▶ WHAT YOU ARE ASKED TO DO
Transcribe the entries that follow exactly as they appear, minus pictures.

— start DATA FOR THIS TASK —

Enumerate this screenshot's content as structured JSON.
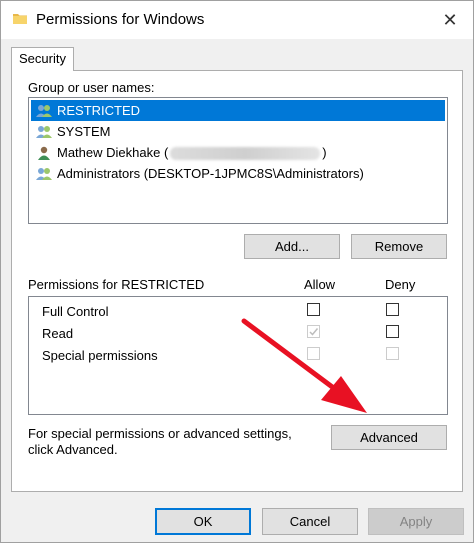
{
  "window": {
    "title": "Permissions for Windows",
    "close_glyph": "✕"
  },
  "tab": {
    "label": "Security"
  },
  "group_section": {
    "label": "Group or user names:",
    "items": [
      {
        "name": "RESTRICTED",
        "selected": true,
        "icon": "users-group-icon"
      },
      {
        "name": "SYSTEM",
        "selected": false,
        "icon": "users-group-icon"
      },
      {
        "name_prefix": "Mathew Diekhake (",
        "name_suffix": ")",
        "selected": false,
        "icon": "user-icon"
      },
      {
        "name": "Administrators (DESKTOP-1JPMC8S\\Administrators)",
        "selected": false,
        "icon": "users-group-icon"
      }
    ],
    "add_button": "Add...",
    "remove_button": "Remove"
  },
  "permissions_section": {
    "label": "Permissions for RESTRICTED",
    "allow_header": "Allow",
    "deny_header": "Deny",
    "rows": [
      {
        "name": "Full Control",
        "allow": "unchecked",
        "deny": "unchecked"
      },
      {
        "name": "Read",
        "allow": "checked-disabled",
        "deny": "unchecked"
      },
      {
        "name": "Special permissions",
        "allow": "disabled",
        "deny": "disabled"
      }
    ]
  },
  "advanced_section": {
    "text_line1": "For special permissions or advanced settings,",
    "text_line2": "click Advanced.",
    "advanced_button": "Advanced"
  },
  "footer": {
    "ok_button": "OK",
    "cancel_button": "Cancel",
    "apply_button": "Apply"
  },
  "colors": {
    "selection": "#0078d7",
    "annotation_arrow": "#e81123"
  }
}
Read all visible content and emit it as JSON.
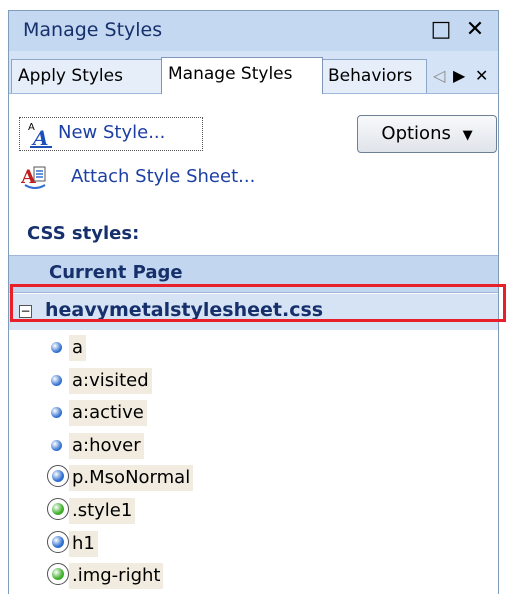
{
  "window": {
    "title": "Manage Styles",
    "maximize_glyph": "□",
    "close_glyph": "✕"
  },
  "tabs": [
    {
      "label": "Apply Styles"
    },
    {
      "label": "Manage Styles"
    },
    {
      "label": "Behaviors"
    }
  ],
  "tab_nav": {
    "left": "◁",
    "right": "▶",
    "close": "✕"
  },
  "toolbar": {
    "new_style_label": "New Style...",
    "options_label": "Options",
    "options_arrow": "▼",
    "attach_label": "Attach Style Sheet..."
  },
  "css_styles_label": "CSS styles:",
  "group_header": "Current Page",
  "stylesheet": {
    "name": "heavymetalstylesheet.css",
    "expander": "−"
  },
  "styles": [
    {
      "name": "a",
      "icon": "blue-dot"
    },
    {
      "name": "a:visited",
      "icon": "blue-dot"
    },
    {
      "name": "a:active",
      "icon": "blue-dot"
    },
    {
      "name": "a:hover",
      "icon": "blue-dot"
    },
    {
      "name": "p.MsoNormal",
      "icon": "blue-ring"
    },
    {
      "name": ".style1",
      "icon": "green-ring"
    },
    {
      "name": "h1",
      "icon": "blue-ring"
    },
    {
      "name": ".img-right",
      "icon": "green-ring"
    }
  ],
  "colors": {
    "highlight": "#e8202a",
    "blue": "#2f6fd0",
    "green": "#3fae2a"
  }
}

— end DATA FOR THIS TASK —

▶ TASK ANSWER
Enumerate this screenshot's content as structured JSON.
{
  "window": {
    "title": "Permissions for Windows",
    "close_glyph": "✕"
  },
  "tab": {
    "label": "Security"
  },
  "group_section": {
    "label": "Group or user names:",
    "items": [
      {
        "name": "RESTRICTED",
        "selected": true,
        "icon": "users-group-icon"
      },
      {
        "name": "SYSTEM",
        "selected": false,
        "icon": "users-group-icon"
      },
      {
        "name_prefix": "Mathew Diekhake (",
        "name_suffix": ")",
        "selected": false,
        "icon": "user-icon"
      },
      {
        "name": "Administrators (DESKTOP-1JPMC8S\\Administrators)",
        "selected": false,
        "icon": "users-group-icon"
      }
    ],
    "add_button": "Add...",
    "remove_button": "Remove"
  },
  "permissions_section": {
    "label": "Permissions for RESTRICTED",
    "allow_header": "Allow",
    "deny_header": "Deny",
    "rows": [
      {
        "name": "Full Control",
        "allow": "unchecked",
        "deny": "unchecked"
      },
      {
        "name": "Read",
        "allow": "checked-disabled",
        "deny": "unchecked"
      },
      {
        "name": "Special permissions",
        "allow": "disabled",
        "deny": "disabled"
      }
    ]
  },
  "advanced_section": {
    "text_line1": "For special permissions or advanced settings,",
    "text_line2": "click Advanced.",
    "advanced_button": "Advanced"
  },
  "footer": {
    "ok_button": "OK",
    "cancel_button": "Cancel",
    "apply_button": "Apply"
  },
  "colors": {
    "selection": "#0078d7",
    "annotation_arrow": "#e81123"
  }
}
Read all visible content and emit it as JSON.
{
  "window": {
    "title": "Manage Styles",
    "maximize_glyph": "□",
    "close_glyph": "✕"
  },
  "tabs": [
    {
      "label": "Apply Styles"
    },
    {
      "label": "Manage Styles"
    },
    {
      "label": "Behaviors"
    }
  ],
  "tab_nav": {
    "left": "◁",
    "right": "▶",
    "close": "✕"
  },
  "toolbar": {
    "new_style_label": "New Style...",
    "options_label": "Options",
    "options_arrow": "▼",
    "attach_label": "Attach Style Sheet..."
  },
  "css_styles_label": "CSS styles:",
  "group_header": "Current Page",
  "stylesheet": {
    "name": "heavymetalstylesheet.css",
    "expander": "−"
  },
  "styles": [
    {
      "name": "a",
      "icon": "blue-dot"
    },
    {
      "name": "a:visited",
      "icon": "blue-dot"
    },
    {
      "name": "a:active",
      "icon": "blue-dot"
    },
    {
      "name": "a:hover",
      "icon": "blue-dot"
    },
    {
      "name": "p.MsoNormal",
      "icon": "blue-ring"
    },
    {
      "name": ".style1",
      "icon": "green-ring"
    },
    {
      "name": "h1",
      "icon": "blue-ring"
    },
    {
      "name": ".img-right",
      "icon": "green-ring"
    }
  ],
  "colors": {
    "highlight": "#e8202a",
    "blue": "#2f6fd0",
    "green": "#3fae2a"
  }
}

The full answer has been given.